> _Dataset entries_
* * *

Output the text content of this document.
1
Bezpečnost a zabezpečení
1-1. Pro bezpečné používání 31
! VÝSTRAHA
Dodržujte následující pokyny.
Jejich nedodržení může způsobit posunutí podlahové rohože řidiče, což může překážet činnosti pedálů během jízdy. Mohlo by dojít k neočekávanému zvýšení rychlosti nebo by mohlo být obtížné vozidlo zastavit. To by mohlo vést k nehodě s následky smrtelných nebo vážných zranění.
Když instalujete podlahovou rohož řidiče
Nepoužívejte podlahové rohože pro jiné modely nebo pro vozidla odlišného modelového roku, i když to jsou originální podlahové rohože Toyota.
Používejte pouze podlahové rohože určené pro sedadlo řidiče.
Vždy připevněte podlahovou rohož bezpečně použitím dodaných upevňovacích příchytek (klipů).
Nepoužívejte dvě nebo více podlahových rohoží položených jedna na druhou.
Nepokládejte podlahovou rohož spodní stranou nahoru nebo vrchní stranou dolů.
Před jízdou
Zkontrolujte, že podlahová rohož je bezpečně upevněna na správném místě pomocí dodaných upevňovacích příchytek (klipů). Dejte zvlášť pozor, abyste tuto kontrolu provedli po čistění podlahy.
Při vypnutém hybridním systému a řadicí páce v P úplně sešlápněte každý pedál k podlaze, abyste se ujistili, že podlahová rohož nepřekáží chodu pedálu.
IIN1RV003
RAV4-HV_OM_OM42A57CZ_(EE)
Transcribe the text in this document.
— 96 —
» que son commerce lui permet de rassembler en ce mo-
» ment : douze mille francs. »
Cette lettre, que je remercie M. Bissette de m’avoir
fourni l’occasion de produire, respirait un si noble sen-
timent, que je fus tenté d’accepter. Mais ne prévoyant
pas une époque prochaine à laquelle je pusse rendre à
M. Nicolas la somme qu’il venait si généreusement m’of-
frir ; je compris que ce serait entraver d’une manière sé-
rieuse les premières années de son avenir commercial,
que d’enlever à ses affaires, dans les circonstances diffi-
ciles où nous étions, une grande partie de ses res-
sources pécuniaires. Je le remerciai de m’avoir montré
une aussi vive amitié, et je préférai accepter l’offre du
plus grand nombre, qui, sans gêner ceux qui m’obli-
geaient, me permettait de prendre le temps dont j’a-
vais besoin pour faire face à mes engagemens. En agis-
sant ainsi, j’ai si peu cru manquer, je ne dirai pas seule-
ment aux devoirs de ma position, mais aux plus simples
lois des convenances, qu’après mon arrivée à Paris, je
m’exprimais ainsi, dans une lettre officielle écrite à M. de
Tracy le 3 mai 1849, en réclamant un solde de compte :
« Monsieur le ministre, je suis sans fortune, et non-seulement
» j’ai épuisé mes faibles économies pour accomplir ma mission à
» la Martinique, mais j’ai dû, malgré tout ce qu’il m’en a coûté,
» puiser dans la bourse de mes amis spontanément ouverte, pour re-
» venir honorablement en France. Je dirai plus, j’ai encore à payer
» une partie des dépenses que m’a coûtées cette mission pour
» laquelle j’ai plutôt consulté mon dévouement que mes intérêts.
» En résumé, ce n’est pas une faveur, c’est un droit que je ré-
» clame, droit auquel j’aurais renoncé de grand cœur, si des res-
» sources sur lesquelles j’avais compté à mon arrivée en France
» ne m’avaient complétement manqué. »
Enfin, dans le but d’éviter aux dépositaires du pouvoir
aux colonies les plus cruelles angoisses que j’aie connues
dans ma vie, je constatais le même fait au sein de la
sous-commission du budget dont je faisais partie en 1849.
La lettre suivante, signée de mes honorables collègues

* * *

> _WORK TO DO_
Isolate the lines that hold the word "podlahovou" and copy all of them.

> _OUTPUT OF THE TASK_
Když instalujete podlahovou rohož řidiče
Vždy připevněte podlahovou rohož bezpečně použitím dodaných upevňovacích příchytek (klipů).
Nepokládejte podlahovou rohož spodní stranou nahoru nebo vrchní stranou dolů.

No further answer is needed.